▸ WHAT THIS TASK INVOLVES
Put the lines from the one containing "wireless-temperature-sensor-icon [83,228,179,300]" through the one containing "section-divider [523,136,524,546]" into a Markdown table with the columns Row and Item line. Number each row and leave out blank lines.

▸ GIVEN RECORDS
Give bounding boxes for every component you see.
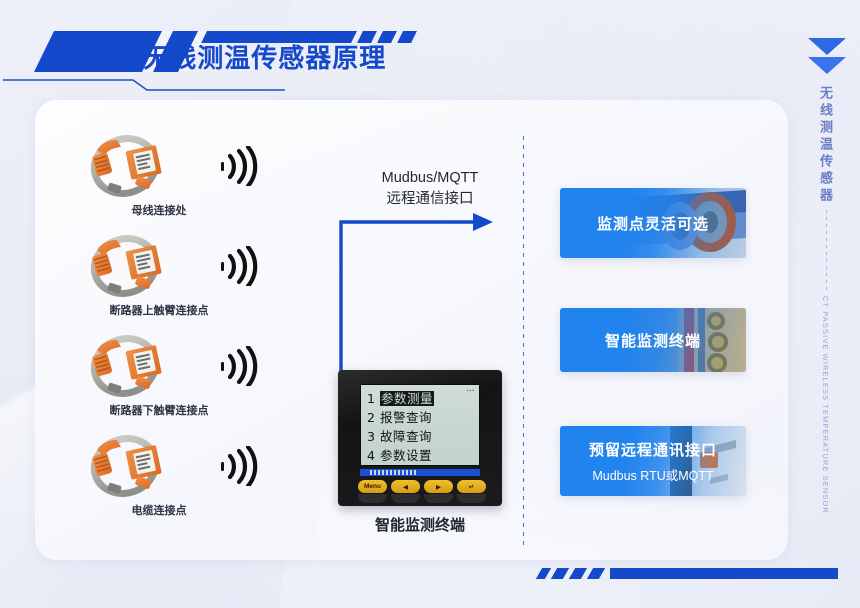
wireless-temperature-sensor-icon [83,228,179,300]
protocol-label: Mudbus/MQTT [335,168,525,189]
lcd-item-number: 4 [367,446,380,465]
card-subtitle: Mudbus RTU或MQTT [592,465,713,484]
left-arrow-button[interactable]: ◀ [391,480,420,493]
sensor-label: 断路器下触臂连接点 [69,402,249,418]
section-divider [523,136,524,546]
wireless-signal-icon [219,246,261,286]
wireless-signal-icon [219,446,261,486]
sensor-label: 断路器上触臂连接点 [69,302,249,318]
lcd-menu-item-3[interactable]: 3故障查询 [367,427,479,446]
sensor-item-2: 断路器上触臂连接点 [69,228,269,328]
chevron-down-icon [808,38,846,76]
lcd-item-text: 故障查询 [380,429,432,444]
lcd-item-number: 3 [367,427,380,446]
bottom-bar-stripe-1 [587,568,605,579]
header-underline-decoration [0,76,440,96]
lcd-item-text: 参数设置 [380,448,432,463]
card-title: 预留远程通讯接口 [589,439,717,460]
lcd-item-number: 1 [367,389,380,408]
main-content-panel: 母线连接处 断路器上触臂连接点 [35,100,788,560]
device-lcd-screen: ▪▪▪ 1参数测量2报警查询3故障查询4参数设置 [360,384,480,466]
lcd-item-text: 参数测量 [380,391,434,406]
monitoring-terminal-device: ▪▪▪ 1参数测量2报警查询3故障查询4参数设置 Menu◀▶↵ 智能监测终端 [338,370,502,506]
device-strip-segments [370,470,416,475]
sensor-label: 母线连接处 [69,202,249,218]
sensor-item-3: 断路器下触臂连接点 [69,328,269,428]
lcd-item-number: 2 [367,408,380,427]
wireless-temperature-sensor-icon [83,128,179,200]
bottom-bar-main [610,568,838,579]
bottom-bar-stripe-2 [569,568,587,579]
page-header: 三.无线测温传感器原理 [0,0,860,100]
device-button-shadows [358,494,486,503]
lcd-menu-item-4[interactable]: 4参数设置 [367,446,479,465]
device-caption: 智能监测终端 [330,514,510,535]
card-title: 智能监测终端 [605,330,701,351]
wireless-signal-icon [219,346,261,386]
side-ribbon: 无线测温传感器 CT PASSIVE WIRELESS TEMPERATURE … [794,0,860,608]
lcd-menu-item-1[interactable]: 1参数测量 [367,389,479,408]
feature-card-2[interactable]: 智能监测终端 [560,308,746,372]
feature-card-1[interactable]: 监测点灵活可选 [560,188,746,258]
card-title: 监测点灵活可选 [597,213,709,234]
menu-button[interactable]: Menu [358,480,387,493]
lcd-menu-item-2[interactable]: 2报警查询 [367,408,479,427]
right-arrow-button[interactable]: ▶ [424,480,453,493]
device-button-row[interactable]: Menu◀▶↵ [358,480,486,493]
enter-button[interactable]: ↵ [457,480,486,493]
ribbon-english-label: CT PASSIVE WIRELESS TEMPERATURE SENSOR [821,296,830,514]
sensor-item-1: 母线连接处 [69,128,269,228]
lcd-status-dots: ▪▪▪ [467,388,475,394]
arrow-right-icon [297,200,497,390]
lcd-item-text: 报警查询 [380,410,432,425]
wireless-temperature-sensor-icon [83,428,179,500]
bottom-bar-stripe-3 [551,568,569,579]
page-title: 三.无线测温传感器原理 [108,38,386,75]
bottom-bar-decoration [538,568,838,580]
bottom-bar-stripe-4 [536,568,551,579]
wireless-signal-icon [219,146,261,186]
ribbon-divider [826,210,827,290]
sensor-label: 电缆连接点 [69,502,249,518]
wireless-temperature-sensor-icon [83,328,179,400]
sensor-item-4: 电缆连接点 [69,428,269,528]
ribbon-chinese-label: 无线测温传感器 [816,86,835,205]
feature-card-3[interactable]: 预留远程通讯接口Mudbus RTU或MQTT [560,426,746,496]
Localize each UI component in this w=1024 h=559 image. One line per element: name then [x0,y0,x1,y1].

▸ RESPONSE TO THE TASK
| Row | Item line |
|---|---|
| 1 | wireless-temperature-sensor-icon [83,228,179,300] |
| 2 | protocol-label: Mudbus/MQTT [335,168,525,189] |
| 3 | lcd-item-number: 4 [367,446,380,465] |
| 4 | card-subtitle: Mudbus RTU或MQTT [592,465,713,484] |
| 5 | left-arrow-button[interactable]: ◀ [391,480,420,493] |
| 6 | sensor-label: 断路器下触臂连接点 [69,402,249,418] |
| 7 | section-divider [523,136,524,546] |